§ Materials provided
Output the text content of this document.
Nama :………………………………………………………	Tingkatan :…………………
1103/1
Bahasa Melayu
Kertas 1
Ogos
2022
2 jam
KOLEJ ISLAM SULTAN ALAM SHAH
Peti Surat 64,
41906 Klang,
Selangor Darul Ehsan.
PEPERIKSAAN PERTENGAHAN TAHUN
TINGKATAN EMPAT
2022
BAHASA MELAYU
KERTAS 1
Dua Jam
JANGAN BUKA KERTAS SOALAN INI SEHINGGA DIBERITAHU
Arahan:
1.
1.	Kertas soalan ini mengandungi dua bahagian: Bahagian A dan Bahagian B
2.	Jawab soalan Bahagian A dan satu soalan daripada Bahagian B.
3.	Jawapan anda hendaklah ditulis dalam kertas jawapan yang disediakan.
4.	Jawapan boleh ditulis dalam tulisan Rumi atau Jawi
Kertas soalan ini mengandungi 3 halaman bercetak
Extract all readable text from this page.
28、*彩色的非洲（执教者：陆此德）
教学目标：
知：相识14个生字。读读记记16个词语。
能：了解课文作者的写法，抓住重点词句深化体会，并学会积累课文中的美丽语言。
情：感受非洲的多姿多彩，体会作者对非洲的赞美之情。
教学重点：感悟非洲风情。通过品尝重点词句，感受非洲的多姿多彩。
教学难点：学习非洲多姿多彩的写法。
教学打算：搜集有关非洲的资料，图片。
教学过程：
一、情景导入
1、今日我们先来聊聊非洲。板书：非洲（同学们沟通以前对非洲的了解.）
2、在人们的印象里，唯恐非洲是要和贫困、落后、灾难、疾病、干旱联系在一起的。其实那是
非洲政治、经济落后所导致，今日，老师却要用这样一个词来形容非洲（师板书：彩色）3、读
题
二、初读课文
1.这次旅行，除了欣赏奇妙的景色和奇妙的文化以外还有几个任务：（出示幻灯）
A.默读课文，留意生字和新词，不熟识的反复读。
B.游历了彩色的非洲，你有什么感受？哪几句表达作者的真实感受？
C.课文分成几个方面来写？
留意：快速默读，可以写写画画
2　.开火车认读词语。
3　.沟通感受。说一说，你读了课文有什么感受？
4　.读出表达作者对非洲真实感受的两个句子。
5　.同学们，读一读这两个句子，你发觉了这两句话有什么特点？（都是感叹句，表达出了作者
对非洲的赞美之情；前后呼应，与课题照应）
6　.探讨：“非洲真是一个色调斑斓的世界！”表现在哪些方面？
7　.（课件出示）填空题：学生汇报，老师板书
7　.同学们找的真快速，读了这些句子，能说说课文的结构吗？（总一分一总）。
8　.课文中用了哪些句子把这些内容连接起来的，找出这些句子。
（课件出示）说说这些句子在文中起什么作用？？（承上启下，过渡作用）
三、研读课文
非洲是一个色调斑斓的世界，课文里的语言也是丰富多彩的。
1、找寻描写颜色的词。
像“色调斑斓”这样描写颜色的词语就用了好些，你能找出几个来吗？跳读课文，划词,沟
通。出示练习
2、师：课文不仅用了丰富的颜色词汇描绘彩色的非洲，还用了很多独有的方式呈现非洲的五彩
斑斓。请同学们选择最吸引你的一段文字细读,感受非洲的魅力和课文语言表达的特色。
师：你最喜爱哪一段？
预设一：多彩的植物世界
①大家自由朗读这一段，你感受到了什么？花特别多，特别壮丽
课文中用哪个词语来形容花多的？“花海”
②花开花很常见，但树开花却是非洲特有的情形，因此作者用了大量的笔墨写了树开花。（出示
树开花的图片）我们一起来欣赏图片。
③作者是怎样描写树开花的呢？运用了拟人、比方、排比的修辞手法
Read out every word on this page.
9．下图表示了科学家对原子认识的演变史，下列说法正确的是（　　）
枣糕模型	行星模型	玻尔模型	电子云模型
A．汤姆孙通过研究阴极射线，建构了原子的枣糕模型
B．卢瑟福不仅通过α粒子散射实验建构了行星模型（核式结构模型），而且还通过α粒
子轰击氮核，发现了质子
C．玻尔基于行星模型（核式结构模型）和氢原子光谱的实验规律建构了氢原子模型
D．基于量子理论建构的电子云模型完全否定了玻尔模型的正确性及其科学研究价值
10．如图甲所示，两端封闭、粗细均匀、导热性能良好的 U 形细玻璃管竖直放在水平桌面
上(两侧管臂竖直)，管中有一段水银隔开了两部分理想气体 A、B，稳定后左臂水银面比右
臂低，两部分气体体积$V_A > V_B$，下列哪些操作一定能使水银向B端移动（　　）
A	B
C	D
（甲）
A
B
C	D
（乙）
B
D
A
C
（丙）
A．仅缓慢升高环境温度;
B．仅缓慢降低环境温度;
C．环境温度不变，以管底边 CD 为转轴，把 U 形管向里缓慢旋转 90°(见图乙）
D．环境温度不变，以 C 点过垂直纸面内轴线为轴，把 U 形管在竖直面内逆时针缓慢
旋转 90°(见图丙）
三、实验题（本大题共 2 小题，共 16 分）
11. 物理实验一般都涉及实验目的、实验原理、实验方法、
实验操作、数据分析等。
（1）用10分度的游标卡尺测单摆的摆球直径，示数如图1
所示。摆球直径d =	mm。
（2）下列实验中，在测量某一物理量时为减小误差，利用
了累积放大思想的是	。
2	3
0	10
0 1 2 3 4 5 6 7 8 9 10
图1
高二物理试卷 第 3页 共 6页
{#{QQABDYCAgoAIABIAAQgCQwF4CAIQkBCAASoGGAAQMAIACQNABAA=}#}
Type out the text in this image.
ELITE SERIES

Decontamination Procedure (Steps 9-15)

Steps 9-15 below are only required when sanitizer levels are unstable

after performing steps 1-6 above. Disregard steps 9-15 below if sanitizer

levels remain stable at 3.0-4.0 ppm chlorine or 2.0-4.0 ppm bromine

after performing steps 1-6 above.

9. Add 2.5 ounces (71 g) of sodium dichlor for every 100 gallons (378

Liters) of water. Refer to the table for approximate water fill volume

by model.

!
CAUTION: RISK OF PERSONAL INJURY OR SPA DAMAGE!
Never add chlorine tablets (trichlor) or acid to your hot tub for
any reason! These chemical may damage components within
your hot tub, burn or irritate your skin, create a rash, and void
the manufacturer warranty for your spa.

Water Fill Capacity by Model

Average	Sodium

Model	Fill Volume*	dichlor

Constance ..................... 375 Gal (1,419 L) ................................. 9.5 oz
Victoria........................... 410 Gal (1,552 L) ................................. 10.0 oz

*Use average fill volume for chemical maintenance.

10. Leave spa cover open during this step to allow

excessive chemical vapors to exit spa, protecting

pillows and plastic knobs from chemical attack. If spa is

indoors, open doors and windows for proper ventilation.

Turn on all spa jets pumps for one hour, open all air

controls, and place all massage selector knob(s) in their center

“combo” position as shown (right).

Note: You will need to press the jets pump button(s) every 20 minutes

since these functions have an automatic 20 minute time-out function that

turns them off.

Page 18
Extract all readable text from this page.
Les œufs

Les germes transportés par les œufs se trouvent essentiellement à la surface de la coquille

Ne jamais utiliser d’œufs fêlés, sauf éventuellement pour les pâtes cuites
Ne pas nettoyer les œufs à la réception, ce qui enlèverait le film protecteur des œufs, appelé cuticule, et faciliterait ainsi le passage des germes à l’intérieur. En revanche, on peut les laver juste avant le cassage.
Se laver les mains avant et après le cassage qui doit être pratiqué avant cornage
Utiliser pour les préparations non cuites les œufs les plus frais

§ Challenge
Emit the full listing verbatim.

§ Right answer
Output the text content of this document.
Nama :………………………………………………………	Tingkatan :…………………
1103/1
Bahasa Melayu
Kertas 1
Ogos
2022
2 jam
KOLEJ ISLAM SULTAN ALAM SHAH
Peti Surat 64,
41906 Klang,
Selangor Darul Ehsan.
PEPERIKSAAN PERTENGAHAN TAHUN
TINGKATAN EMPAT
2022
BAHASA MELAYU
KERTAS 1
Dua Jam
JANGAN BUKA KERTAS SOALAN INI SEHINGGA DIBERITAHU
Arahan:
1.
1.	Kertas soalan ini mengandungi dua bahagian: Bahagian A dan Bahagian B
2.	Jawab soalan Bahagian A dan satu soalan daripada Bahagian B.
3.	Jawapan anda hendaklah ditulis dalam kertas jawapan yang disediakan.
4.	Jawapan boleh ditulis dalam tulisan Rumi atau Jawi
Kertas soalan ini mengandungi 3 halaman bercetak
Extract all readable text from this page.
28、*彩色的非洲（执教者：陆此德）
教学目标：
知：相识14个生字。读读记记16个词语。
能：了解课文作者的写法，抓住重点词句深化体会，并学会积累课文中的美丽语言。
情：感受非洲的多姿多彩，体会作者对非洲的赞美之情。
教学重点：感悟非洲风情。通过品尝重点词句，感受非洲的多姿多彩。
教学难点：学习非洲多姿多彩的写法。
教学打算：搜集有关非洲的资料，图片。
教学过程：
一、情景导入
1、今日我们先来聊聊非洲。板书：非洲（同学们沟通以前对非洲的了解.）
2、在人们的印象里，唯恐非洲是要和贫困、落后、灾难、疾病、干旱联系在一起的。其实那是
非洲政治、经济落后所导致，今日，老师却要用这样一个词来形容非洲（师板书：彩色）3、读
题
二、初读课文
1.这次旅行，除了欣赏奇妙的景色和奇妙的文化以外还有几个任务：（出示幻灯）
A.默读课文，留意生字和新词，不熟识的反复读。
B.游历了彩色的非洲，你有什么感受？哪几句表达作者的真实感受？
C.课文分成几个方面来写？
留意：快速默读，可以写写画画
2　.开火车认读词语。
3　.沟通感受。说一说，你读了课文有什么感受？
4　.读出表达作者对非洲真实感受的两个句子。
5　.同学们，读一读这两个句子，你发觉了这两句话有什么特点？（都是感叹句，表达出了作者
对非洲的赞美之情；前后呼应，与课题照应）
6　.探讨：“非洲真是一个色调斑斓的世界！”表现在哪些方面？
7　.（课件出示）填空题：学生汇报，老师板书
7　.同学们找的真快速，读了这些句子，能说说课文的结构吗？（总一分一总）。
8　.课文中用了哪些句子把这些内容连接起来的，找出这些句子。
（课件出示）说说这些句子在文中起什么作用？？（承上启下，过渡作用）
三、研读课文
非洲是一个色调斑斓的世界，课文里的语言也是丰富多彩的。
1、找寻描写颜色的词。
像“色调斑斓”这样描写颜色的词语就用了好些，你能找出几个来吗？跳读课文，划词,沟
通。出示练习
2、师：课文不仅用了丰富的颜色词汇描绘彩色的非洲，还用了很多独有的方式呈现非洲的五彩
斑斓。请同学们选择最吸引你的一段文字细读,感受非洲的魅力和课文语言表达的特色。
师：你最喜爱哪一段？
预设一：多彩的植物世界
①大家自由朗读这一段，你感受到了什么？花特别多，特别壮丽
课文中用哪个词语来形容花多的？“花海”
②花开花很常见，但树开花却是非洲特有的情形，因此作者用了大量的笔墨写了树开花。（出示
树开花的图片）我们一起来欣赏图片。
③作者是怎样描写树开花的呢？运用了拟人、比方、排比的修辞手法
Read out every word on this page.
9．下图表示了科学家对原子认识的演变史，下列说法正确的是（　　）
枣糕模型	行星模型	玻尔模型	电子云模型
A．汤姆孙通过研究阴极射线，建构了原子的枣糕模型
B．卢瑟福不仅通过α粒子散射实验建构了行星模型（核式结构模型），而且还通过α粒
子轰击氮核，发现了质子
C．玻尔基于行星模型（核式结构模型）和氢原子光谱的实验规律建构了氢原子模型
D．基于量子理论建构的电子云模型完全否定了玻尔模型的正确性及其科学研究价值
10．如图甲所示，两端封闭、粗细均匀、导热性能良好的 U 形细玻璃管竖直放在水平桌面
上(两侧管臂竖直)，管中有一段水银隔开了两部分理想气体 A、B，稳定后左臂水银面比右
臂低，两部分气体体积$V_A > V_B$，下列哪些操作一定能使水银向B端移动（　　）
A	B
C	D
（甲）
A
B
C	D
（乙）
B
D
A
C
（丙）
A．仅缓慢升高环境温度;
B．仅缓慢降低环境温度;
C．环境温度不变，以管底边 CD 为转轴，把 U 形管向里缓慢旋转 90°(见图乙）
D．环境温度不变，以 C 点过垂直纸面内轴线为轴，把 U 形管在竖直面内逆时针缓慢
旋转 90°(见图丙）
三、实验题（本大题共 2 小题，共 16 分）
11. 物理实验一般都涉及实验目的、实验原理、实验方法、
实验操作、数据分析等。
（1）用10分度的游标卡尺测单摆的摆球直径，示数如图1
所示。摆球直径d =	mm。
（2）下列实验中，在测量某一物理量时为减小误差，利用
了累积放大思想的是	。
2	3
0	10
0 1 2 3 4 5 6 7 8 9 10
图1
高二物理试卷 第 3页 共 6页
{#{QQABDYCAgoAIABIAAQgCQwF4CAIQkBCAASoGGAAQMAIACQNABAA=}#}
Type out the text in this image.
ELITE SERIES

Decontamination Procedure (Steps 9-15)

Steps 9-15 below are only required when sanitizer levels are unstable

after performing steps 1-6 above. Disregard steps 9-15 below if sanitizer

levels remain stable at 3.0-4.0 ppm chlorine or 2.0-4.0 ppm bromine

after performing steps 1-6 above.

9. Add 2.5 ounces (71 g) of sodium dichlor for every 100 gallons (378

Liters) of water. Refer to the table for approximate water fill volume

by model.

!
CAUTION: RISK OF PERSONAL INJURY OR SPA DAMAGE!
Never add chlorine tablets (trichlor) or acid to your hot tub for
any reason! These chemical may damage components within
your hot tub, burn or irritate your skin, create a rash, and void
the manufacturer warranty for your spa.

Water Fill Capacity by Model

Average	Sodium

Model	Fill Volume*	dichlor

Constance ..................... 375 Gal (1,419 L) ................................. 9.5 oz
Victoria........................... 410 Gal (1,552 L) ................................. 10.0 oz

*Use average fill volume for chemical maintenance.

10. Leave spa cover open during this step to allow

excessive chemical vapors to exit spa, protecting

pillows and plastic knobs from chemical attack. If spa is

indoors, open doors and windows for proper ventilation.

Turn on all spa jets pumps for one hour, open all air

controls, and place all massage selector knob(s) in their center

“combo” position as shown (right).

Note: You will need to press the jets pump button(s) every 20 minutes

since these functions have an automatic 20 minute time-out function that

turns them off.

Page 18
Extract all readable text from this page.
Les œufs

Les germes transportés par les œufs se trouvent essentiellement à la surface de la coquille

Ne jamais utiliser d’œufs fêlés, sauf éventuellement pour les pâtes cuites
Ne pas nettoyer les œufs à la réception, ce qui enlèverait le film protecteur des œufs, appelé cuticule, et faciliterait ainsi le passage des germes à l’intérieur. En revanche, on peut les laver juste avant le cassage.
Se laver les mains avant et après le cassage qui doit être pratiqué avant cornage
Utiliser pour les préparations non cuites les œufs les plus frais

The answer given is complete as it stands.